▸ **READING TEXT**
To reveal my feelings upfront, I find Given to be about the same caliber of quality as JoJo. This is especially ironic because I think they share a lot of the same aspects, both good and bad. A heavy focus on characters, their backstories, and monologuing until my brain explodes. Really, Given is basically JoJo except placed in reality and music-based.
Jokes aside, there is a pleasant quality to this series that could’ve been great had it not been so dang inconsistent. The monologuing really bogged down the series throughout and only added to the generally overdramatic tone to the series. A lot of screentime is dedicated to a bunch of moody teenagers moodily monologuing about their moody lives and moody problems. Yeah, we understand that you’re in a rut. We can see you being in a rut. Adding edgy dialogue only makes it redundant.
Among the main cast, there’s Ritsuka, Haruki, Mafuyu, and Akihiko. Of them, they sort of range in importance to the plot, but the main story is between Mafuyu and Ritsuka, the high school boys with a blossoming relationship. One keen strength is in their camaraderie, as I felt that their overall chemistry added a lot to the immersive quality of the story. My personal favorite was Akihiko, because I seem to be drawn towards drummers and, along with his playfully serious personality, he pushes the plot forward about as much as necessary to keep the pace going. All have good qualities to them, except maybe Haruki, who kind of flounders about the whole series, but the characters end up bringing down the series almost as much as they bring it up.
Initially, I did not like Mafuyu. He behaved far too much like some bizarre, cutesy dandere that came off as fake. From reviews I’ve skimmed of this series, many applaud it for being “Grounded” and “Down-to-Earth” and what-not. Starting off with some weird conversation between a dude who looks like a hard-ass and a puppy-like cutie-patootie does not fit this moniker to me. Eventually, the story gave him more flexibility to behave more realistically as a person dealing with past trauma, and it became easier to give him the benefit of the doubt. And with this, Ritsuka became a little more fake, dealing with a lot of the tired “What is this feeling in my chest? What is this sensation?” garbage that every teenage romance story seems to cover. If it wasn’t one, it was the other, or maybe something involving another cast member that I neglected to mention. There’s quite a few characters present here.
WARNING: The following paragraph contains spoilers.

(Records from a collection)
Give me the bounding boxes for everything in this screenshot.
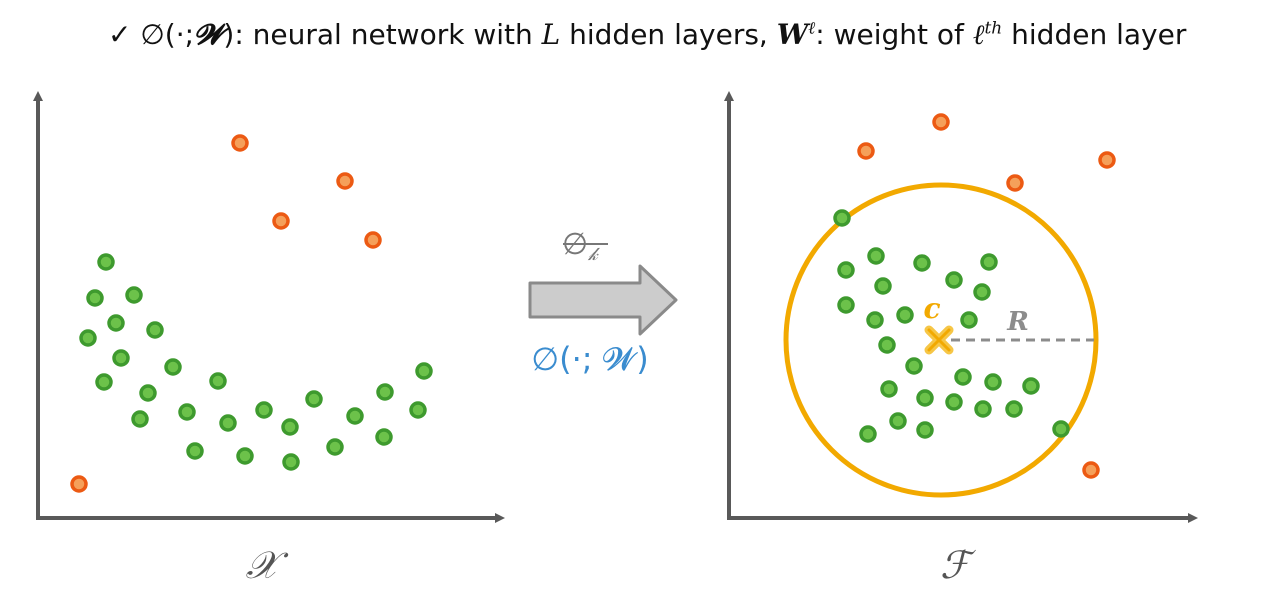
anomaly-point bbox=[857, 142, 875, 160]
normal-point bbox=[178, 403, 196, 421]
anomaly-point bbox=[364, 231, 382, 249]
normal-point bbox=[889, 412, 907, 430]
normal-point bbox=[973, 283, 991, 301]
normal-point bbox=[255, 401, 273, 419]
normal-point bbox=[107, 314, 125, 332]
normal-point bbox=[867, 247, 885, 265]
normal-point bbox=[186, 442, 204, 460]
normal-point bbox=[305, 390, 323, 408]
anomaly-point bbox=[336, 172, 354, 190]
normal-point bbox=[905, 357, 923, 375]
anomaly-point bbox=[231, 134, 249, 152]
radius-label: R bbox=[1006, 307, 1029, 337]
normal-point bbox=[833, 209, 851, 227]
feature-space-label: ℱ bbox=[940, 543, 976, 587]
normal-point bbox=[79, 329, 97, 347]
normal-point bbox=[146, 321, 164, 339]
normal-point bbox=[945, 271, 963, 289]
normal-point bbox=[236, 447, 254, 465]
right-scatter bbox=[833, 113, 1116, 479]
normal-point bbox=[1022, 377, 1040, 395]
right-axes bbox=[724, 91, 1198, 523]
normal-point bbox=[916, 421, 934, 439]
normal-point bbox=[95, 373, 113, 391]
center-label: c bbox=[923, 292, 940, 325]
normal-point bbox=[913, 254, 931, 272]
normal-point bbox=[1052, 420, 1070, 438]
normal-point bbox=[415, 362, 433, 380]
normal-point bbox=[326, 438, 344, 456]
normal-point bbox=[837, 261, 855, 279]
normal-point bbox=[281, 418, 299, 436]
normal-point bbox=[376, 383, 394, 401]
normal-point bbox=[945, 393, 963, 411]
normal-point bbox=[859, 425, 877, 443]
normal-point bbox=[837, 296, 855, 314]
normal-point bbox=[896, 306, 914, 324]
normal-point bbox=[916, 389, 934, 407]
normal-point bbox=[974, 400, 992, 418]
anomaly-point bbox=[70, 475, 88, 493]
normal-point bbox=[86, 289, 104, 307]
normal-point bbox=[980, 253, 998, 271]
normal-point bbox=[209, 372, 227, 390]
network-map-label: ∅(·; 𝓦) bbox=[531, 340, 649, 378]
normal-point bbox=[97, 253, 115, 271]
normal-point bbox=[131, 410, 149, 428]
normal-point bbox=[375, 428, 393, 446]
hypersphere-boundary bbox=[783, 182, 1099, 498]
normal-point bbox=[282, 453, 300, 471]
kernel-map-label: ∅𝓀 bbox=[562, 227, 600, 265]
anomaly-point bbox=[1006, 174, 1024, 192]
left-axes bbox=[33, 91, 505, 523]
normal-point bbox=[112, 349, 130, 367]
normal-point bbox=[874, 277, 892, 295]
anomaly-point bbox=[932, 113, 950, 131]
normal-point bbox=[1005, 400, 1023, 418]
anomaly-point bbox=[272, 212, 290, 230]
normal-point bbox=[984, 373, 1002, 391]
normal-point bbox=[960, 311, 978, 329]
normal-point bbox=[866, 311, 884, 329]
normal-point bbox=[219, 414, 237, 432]
normal-point bbox=[878, 336, 896, 354]
header-text: ✓ ∅(·;𝓦): neural network with L hidden l… bbox=[108, 18, 1187, 51]
normal-point bbox=[139, 384, 157, 402]
check-icon: ✓ bbox=[108, 18, 132, 51]
normal-point bbox=[346, 407, 364, 425]
left-scatter bbox=[70, 134, 433, 493]
normal-point bbox=[125, 286, 143, 304]
normal-point bbox=[164, 358, 182, 376]
normal-point bbox=[954, 368, 972, 386]
anomaly-point bbox=[1098, 151, 1116, 169]
normal-point bbox=[409, 401, 427, 419]
mapping-arrow-icon bbox=[528, 264, 678, 336]
center-marker-icon bbox=[924, 325, 954, 355]
normal-point bbox=[880, 380, 898, 398]
anomaly-point bbox=[1082, 461, 1100, 479]
input-space-label: 𝒳 bbox=[246, 543, 289, 587]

▸ **THE PROBLEM**
From the review of Given, extract the passage from "Among the main" up to and including "bring it up.", keeping the wording unchanged.

▸ **OUTPUT**
Among the main cast, there’s Ritsuka, Haruki, Mafuyu, and Akihiko. Of them, they sort of range in importance to the plot, but the main story is between Mafuyu and Ritsuka, the high school boys with a blossoming relationship. One keen strength is in their camaraderie, as I felt that their overall chemistry added a lot to the immersive quality of the story. My personal favorite was Akihiko, because I seem to be drawn towards drummers and, along with his playfully serious personality, he pushes the plot forward about as much as necessary to keep the pace going. All have good qualities to them, except maybe Haruki, who kind of flounders about the whole series, but the characters end up bringing down the series almost as much as they bring it up.